::: Belge alıntısı :::

13.12.2008

yunanistan' a güzelleme...


ne kadar “ komşi komşi “ diye sırtını sıvazlasak da birbirimizin,
hele hele bizim ailenin soyu ne kadar Selaniklere dayansa da,
yani onca yakın ve sıcak olma çabası içinde olsak da,
öyle pek de göğsümüze bastırırken kıracak kadar,
fazla fazla sevmiyordum işte “ hala “ yunanlıları.
adı üstünde,
ya da adı bir yafta gibi maalesef üstlerinde kalıyor işte “ yunan “ diye.

yunan = hain düşman, kahpe Bizans, kötücül halk olarak şırınga edilmiyor mu
- habire – bize, hepimize.
sonuç itibariyle çok da kardeş olamıyoruz bir şekilde.
sempatimiz ancak idare eder düzeyde.
yani düzeydeydi!
düne kadar benim için böyleydi.
gözümde hepsi,
annem “ aman kavga etmeyin bak “ dediği için oyuncaklarımı paylaşmak zorunda olduğum,
ama aslında arkamdan çok kötü konuştuklarına inandığım komşu çocuklarıydı.
ama artık değil.

:::

**Yapılacak iş:** Yukarıdaki, Yunanlılara duyulan hisleri anlatan yazıyı son cümlesinden itibaren devam ettirin.

::: Seçilmiş kayıtlar :::

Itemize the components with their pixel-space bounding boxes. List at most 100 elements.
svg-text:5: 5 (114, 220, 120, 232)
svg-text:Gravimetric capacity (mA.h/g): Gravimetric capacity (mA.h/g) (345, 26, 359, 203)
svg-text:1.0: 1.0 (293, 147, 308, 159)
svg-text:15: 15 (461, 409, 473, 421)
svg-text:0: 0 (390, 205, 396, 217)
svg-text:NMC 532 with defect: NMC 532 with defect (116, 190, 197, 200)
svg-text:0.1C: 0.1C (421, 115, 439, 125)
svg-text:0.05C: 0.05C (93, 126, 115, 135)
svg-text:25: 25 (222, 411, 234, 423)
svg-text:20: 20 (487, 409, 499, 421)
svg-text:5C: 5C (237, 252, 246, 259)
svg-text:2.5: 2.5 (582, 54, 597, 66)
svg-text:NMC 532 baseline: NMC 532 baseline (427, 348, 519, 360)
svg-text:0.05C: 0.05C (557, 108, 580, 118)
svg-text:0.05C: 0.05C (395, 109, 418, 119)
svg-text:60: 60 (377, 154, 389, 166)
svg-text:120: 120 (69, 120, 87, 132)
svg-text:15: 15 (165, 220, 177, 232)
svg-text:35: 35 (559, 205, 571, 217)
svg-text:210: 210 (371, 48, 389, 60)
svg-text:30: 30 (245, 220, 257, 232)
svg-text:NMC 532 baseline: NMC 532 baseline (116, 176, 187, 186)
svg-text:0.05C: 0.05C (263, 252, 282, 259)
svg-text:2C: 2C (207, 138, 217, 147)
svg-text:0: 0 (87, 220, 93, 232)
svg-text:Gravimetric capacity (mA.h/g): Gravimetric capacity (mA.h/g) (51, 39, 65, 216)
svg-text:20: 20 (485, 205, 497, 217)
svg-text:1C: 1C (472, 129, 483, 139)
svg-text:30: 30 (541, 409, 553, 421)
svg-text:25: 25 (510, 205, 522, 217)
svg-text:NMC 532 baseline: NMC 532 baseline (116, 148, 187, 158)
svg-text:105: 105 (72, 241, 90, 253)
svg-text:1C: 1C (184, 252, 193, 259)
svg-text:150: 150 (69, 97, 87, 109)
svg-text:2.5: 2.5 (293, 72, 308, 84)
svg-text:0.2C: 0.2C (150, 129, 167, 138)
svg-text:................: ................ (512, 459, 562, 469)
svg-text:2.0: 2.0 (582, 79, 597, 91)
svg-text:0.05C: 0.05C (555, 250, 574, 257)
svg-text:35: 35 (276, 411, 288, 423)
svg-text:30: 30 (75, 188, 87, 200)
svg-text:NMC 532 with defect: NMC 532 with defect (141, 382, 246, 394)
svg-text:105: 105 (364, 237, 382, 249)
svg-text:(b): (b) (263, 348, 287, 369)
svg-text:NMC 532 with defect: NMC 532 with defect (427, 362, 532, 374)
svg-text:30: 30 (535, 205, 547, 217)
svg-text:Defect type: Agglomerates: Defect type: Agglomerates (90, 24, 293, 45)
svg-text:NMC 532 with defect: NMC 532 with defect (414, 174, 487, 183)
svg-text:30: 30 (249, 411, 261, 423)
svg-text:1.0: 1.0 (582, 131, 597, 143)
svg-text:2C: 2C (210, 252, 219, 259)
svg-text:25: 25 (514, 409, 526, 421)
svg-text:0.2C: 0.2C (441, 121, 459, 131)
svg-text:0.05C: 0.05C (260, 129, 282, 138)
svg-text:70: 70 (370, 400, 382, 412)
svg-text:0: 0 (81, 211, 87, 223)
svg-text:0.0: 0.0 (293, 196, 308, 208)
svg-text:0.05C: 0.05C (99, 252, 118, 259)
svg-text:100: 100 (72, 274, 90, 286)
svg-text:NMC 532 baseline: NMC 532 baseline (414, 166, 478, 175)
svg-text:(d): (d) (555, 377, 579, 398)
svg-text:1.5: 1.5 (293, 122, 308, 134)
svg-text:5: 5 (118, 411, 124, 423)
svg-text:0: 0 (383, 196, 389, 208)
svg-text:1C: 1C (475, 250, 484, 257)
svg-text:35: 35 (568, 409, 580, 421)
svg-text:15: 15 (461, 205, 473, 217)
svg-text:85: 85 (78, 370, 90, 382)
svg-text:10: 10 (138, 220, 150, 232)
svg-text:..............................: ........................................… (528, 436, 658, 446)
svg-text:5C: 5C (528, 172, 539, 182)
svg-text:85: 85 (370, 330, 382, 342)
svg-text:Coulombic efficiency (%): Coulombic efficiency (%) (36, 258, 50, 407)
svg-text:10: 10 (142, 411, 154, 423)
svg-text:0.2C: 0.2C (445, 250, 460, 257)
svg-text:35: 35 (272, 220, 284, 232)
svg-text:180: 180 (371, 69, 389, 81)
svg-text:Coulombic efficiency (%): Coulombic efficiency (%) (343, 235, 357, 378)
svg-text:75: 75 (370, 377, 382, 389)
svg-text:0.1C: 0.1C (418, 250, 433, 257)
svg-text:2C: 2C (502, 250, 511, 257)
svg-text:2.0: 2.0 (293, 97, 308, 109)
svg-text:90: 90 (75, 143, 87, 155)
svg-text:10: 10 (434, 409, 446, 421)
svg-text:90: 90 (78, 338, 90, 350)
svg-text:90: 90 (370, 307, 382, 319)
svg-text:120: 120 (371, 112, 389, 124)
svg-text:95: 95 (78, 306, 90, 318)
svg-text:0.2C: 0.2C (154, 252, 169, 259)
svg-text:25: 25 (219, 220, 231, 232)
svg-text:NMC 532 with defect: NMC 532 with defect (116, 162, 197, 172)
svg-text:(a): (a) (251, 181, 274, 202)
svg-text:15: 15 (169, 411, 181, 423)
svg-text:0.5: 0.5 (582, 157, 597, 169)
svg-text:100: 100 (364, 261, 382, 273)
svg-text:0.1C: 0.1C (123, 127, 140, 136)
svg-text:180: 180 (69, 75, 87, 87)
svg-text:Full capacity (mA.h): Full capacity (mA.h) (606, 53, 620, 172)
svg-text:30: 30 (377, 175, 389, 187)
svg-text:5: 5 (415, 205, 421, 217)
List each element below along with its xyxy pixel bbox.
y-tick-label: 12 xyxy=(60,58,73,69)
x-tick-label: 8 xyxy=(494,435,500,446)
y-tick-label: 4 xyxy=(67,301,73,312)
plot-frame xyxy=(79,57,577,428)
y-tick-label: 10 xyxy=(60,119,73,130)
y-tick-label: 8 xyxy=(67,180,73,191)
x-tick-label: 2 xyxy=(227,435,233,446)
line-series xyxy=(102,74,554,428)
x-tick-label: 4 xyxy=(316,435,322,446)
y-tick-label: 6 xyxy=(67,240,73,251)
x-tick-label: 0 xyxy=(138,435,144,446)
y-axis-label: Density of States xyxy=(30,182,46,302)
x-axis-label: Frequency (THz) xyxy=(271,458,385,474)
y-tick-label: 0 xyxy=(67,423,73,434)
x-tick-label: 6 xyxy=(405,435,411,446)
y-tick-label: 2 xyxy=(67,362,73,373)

:::

**Sonuç:**
değiller.
onlar ciciler.
kardeşler.
her şeyler.
16 yaşında bir çocuk öldü diye çıkarttıkları isyanla,
- hani neredeyse darbeye varacak olay –
orduya “ tankları çıkartırım “ falan çektirecek kadar dik durmalarıyla
benim için onlar artık küçük birer modeller.

evet modeller.
kendi milletimiz şu an o denli apolitize ki,
biz herkesi kendimiz gibi sanıp,
çocuğumuz falan olursa ilerde,
“ model “ diye 68 kuşağından,
woodstocklardan filan dem vururuz diye kuruyorduk.
oysaki hiç gerek yokmuş.
yunanistanda model çokmuş.
“ insan “ olan,
hala gençlerinin sebepli sebepsiz sokak ortasında kurşunlanmasına,
ses çıkarabiliyormuş da, inatla.
cam kapı indirebiliyormuş.
“ bir kişi için dünyayı yıkarım “ diyorum diye:
1- sevgilim
2- annem
3- babam
4- bilimum arkadaşlar
5- …..
6- ….
biçiminde sonsuzca uzatılabilecek bir liste tarafından,
deli,
anarşist,
aykırı, sorumsuz vs vs filan ilan ediliyor olmama,
“ ama doğrusu buuuu “ diye şaşırmam normalmiş demek.
ben normalmişim!

“ amannnnnnnn ne elde edeceksin ki canııımmmm.. “
diye susturulup oturtulmak bir bana ağır gelmiyormuş demek.
ağlaya ağlaya uçağa binip,
gidip komşularıma sarılasım geldi.
ilk kez.

tatil boyunca buralarda değildim.
yani istanbulum’ daydım tabii ki ama,
blog civarında değildim.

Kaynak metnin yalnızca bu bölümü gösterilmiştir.